** Begin RAW DATA **

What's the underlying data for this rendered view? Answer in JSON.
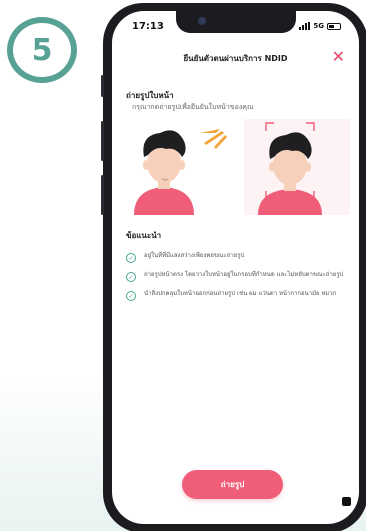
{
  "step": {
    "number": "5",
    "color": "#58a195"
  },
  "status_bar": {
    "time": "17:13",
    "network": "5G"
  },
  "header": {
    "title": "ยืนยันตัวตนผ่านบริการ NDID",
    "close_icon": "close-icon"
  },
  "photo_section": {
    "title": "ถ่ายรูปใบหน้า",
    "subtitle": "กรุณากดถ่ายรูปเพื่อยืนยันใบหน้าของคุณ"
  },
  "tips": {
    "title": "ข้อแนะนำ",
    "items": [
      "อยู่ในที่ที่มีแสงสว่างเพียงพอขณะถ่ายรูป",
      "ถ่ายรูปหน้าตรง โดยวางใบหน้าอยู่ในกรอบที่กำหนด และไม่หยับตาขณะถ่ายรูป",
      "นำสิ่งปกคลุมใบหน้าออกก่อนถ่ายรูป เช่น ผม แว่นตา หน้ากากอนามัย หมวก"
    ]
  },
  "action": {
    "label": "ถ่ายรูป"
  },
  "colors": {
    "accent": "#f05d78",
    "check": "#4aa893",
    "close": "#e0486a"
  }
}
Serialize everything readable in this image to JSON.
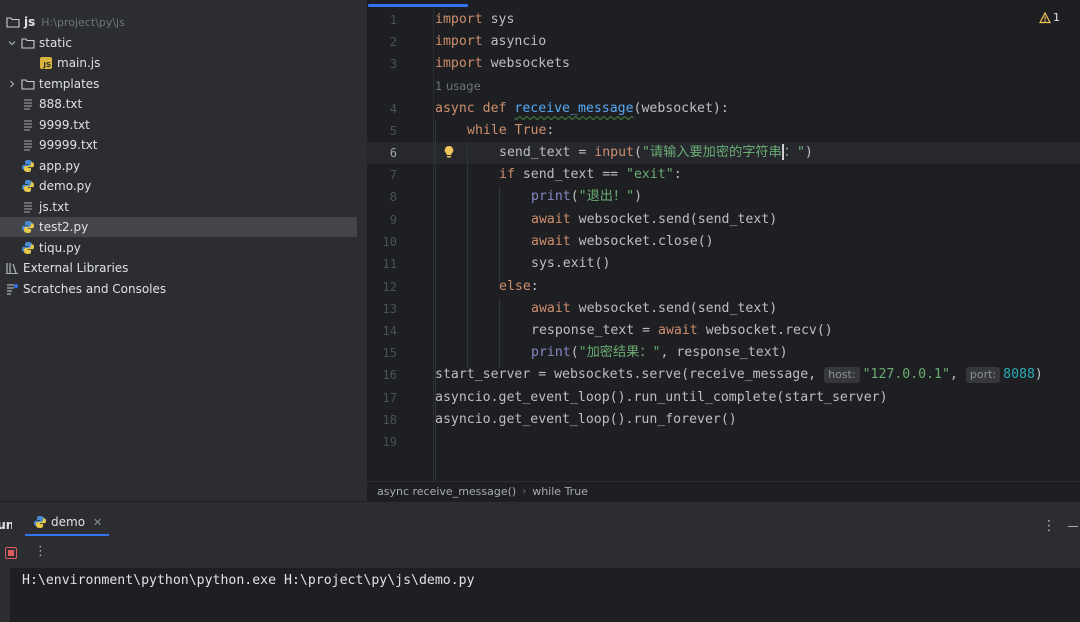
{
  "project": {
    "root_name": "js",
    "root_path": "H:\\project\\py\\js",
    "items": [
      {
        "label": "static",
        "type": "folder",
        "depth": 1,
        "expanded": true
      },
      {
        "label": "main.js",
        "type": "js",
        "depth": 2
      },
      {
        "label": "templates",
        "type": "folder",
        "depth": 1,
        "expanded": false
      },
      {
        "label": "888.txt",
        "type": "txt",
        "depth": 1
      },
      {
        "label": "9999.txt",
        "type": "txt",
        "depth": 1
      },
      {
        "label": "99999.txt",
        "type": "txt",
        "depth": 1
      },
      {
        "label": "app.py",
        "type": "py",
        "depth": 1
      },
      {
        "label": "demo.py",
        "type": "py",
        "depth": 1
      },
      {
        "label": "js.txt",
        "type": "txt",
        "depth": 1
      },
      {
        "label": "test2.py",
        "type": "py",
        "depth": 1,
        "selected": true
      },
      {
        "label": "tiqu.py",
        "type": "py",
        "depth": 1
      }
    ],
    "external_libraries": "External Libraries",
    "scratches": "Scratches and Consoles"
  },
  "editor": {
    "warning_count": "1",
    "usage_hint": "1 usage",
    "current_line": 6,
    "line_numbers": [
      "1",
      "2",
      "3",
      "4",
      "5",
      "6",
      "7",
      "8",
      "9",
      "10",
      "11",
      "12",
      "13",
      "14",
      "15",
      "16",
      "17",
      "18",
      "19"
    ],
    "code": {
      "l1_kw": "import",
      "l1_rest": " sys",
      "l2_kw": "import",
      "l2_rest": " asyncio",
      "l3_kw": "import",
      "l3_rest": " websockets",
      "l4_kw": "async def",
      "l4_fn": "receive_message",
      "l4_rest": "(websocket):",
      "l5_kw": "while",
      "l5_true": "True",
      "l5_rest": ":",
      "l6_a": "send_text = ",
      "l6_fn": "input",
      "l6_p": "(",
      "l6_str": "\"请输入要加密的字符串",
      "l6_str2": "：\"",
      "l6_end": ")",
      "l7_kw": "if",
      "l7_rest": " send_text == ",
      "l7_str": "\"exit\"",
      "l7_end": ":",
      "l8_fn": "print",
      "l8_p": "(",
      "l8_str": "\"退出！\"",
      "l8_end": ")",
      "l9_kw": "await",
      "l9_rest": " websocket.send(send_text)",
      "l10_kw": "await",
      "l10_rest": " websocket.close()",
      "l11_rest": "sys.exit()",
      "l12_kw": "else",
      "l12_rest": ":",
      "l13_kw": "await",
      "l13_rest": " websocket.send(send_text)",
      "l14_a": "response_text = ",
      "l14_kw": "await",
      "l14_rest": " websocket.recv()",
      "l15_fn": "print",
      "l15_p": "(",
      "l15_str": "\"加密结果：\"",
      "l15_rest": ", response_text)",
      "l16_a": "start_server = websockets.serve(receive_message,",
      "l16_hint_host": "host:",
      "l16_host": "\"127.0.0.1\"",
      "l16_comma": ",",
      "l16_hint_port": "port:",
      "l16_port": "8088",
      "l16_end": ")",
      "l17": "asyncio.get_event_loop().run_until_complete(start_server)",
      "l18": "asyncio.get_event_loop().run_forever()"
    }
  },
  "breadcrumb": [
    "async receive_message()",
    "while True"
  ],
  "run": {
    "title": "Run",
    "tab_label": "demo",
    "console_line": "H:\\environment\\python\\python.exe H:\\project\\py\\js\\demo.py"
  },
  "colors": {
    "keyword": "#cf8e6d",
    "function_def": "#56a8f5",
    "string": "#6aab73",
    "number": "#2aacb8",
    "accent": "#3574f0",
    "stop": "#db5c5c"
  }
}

** End RAW DATA **
** Begin RAW DATA **

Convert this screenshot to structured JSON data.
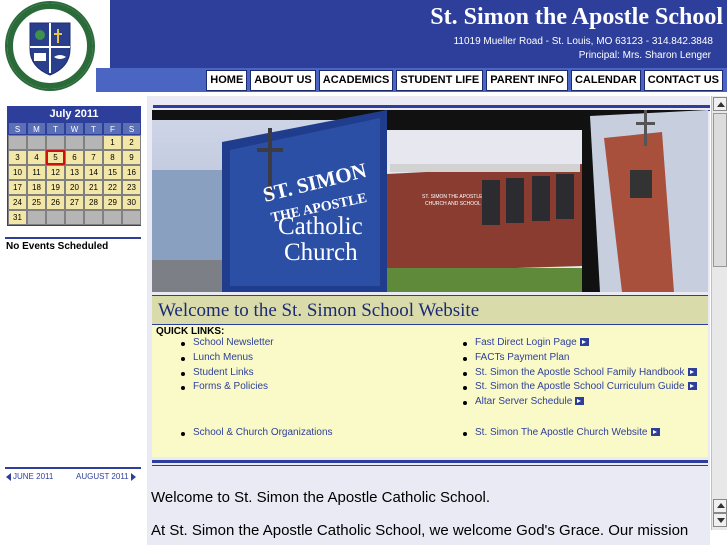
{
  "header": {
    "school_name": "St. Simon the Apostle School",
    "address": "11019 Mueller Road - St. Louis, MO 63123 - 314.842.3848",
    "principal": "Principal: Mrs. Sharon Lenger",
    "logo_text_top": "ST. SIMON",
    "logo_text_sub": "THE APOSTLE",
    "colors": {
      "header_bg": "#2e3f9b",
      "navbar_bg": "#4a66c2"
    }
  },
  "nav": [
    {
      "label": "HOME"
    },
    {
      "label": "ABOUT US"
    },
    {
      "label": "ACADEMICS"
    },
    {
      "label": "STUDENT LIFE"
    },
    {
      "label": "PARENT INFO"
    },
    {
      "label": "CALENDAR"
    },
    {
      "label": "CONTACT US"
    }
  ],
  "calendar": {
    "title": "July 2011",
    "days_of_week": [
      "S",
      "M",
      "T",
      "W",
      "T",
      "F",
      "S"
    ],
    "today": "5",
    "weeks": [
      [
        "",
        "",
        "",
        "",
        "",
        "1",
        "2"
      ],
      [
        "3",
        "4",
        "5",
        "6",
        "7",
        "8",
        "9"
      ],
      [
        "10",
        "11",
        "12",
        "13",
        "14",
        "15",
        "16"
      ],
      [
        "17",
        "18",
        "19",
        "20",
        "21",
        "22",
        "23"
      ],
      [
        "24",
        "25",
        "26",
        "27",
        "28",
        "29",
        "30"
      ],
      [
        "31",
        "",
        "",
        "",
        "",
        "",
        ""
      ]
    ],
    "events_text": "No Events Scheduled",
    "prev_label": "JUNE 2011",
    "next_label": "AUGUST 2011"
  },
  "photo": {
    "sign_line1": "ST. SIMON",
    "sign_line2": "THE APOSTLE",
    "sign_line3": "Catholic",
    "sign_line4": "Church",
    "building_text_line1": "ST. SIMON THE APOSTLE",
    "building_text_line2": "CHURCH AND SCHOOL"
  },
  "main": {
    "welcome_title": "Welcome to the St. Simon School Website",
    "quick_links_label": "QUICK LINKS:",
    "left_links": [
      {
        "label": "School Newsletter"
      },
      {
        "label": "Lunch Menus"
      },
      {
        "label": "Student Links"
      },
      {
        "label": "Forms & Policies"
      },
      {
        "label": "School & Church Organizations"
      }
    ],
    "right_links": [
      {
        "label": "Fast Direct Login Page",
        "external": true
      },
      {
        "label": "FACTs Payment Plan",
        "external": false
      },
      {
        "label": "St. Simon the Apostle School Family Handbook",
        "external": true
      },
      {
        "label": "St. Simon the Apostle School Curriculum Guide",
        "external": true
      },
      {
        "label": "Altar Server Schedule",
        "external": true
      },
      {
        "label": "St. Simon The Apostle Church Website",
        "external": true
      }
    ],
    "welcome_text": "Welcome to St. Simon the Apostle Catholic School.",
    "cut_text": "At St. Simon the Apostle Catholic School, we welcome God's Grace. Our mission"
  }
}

** End RAW DATA **
** Begin RAW DATA **

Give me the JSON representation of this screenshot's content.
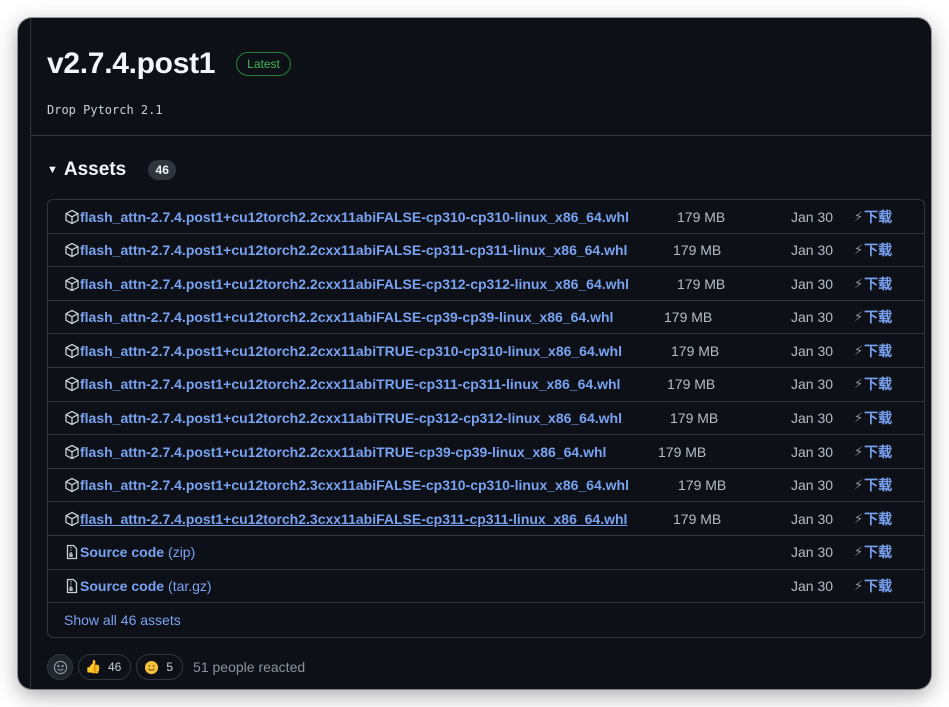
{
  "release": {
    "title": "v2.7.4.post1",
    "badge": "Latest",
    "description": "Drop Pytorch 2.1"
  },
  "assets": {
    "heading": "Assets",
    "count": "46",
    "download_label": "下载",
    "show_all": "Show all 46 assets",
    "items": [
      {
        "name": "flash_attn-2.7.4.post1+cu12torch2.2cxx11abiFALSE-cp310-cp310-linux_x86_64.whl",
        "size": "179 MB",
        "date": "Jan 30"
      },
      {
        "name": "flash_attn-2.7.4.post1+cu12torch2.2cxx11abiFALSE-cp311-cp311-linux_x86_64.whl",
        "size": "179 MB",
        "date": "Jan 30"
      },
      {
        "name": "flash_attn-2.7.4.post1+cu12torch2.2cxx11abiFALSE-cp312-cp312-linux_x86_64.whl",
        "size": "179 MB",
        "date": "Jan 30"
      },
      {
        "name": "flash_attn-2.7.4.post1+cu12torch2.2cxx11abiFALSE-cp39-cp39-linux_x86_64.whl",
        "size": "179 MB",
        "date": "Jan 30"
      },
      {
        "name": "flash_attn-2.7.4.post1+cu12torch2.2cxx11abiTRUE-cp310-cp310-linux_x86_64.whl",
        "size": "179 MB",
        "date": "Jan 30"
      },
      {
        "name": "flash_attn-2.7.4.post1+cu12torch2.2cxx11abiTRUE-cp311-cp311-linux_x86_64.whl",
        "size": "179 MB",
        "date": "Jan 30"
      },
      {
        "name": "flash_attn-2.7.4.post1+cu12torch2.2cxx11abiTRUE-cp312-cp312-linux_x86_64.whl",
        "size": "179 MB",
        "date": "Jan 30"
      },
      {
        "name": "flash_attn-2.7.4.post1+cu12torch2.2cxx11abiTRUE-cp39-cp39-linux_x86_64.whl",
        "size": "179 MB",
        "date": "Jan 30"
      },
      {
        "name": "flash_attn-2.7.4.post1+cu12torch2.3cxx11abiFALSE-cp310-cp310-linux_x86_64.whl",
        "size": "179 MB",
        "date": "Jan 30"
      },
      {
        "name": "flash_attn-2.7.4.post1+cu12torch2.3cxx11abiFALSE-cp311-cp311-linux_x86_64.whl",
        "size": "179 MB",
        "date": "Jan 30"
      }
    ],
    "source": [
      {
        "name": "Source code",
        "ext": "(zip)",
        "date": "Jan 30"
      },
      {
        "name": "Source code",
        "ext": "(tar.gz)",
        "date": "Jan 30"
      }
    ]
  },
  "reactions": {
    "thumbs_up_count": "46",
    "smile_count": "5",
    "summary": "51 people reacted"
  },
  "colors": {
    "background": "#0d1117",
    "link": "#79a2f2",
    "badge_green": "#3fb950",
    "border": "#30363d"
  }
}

** End RAW DATA **

• **YOUR GOAL**
Copy each line of the records that contains the word "Catholic".

• **TASK OUTPUT**
    "sign_line3": "Catholic",
    "welcome_text": "Welcome to St. Simon the Apostle Catholic School.",
    "cut_text": "At St. Simon the Apostle Catholic School, we welcome God's Grace. Our mission"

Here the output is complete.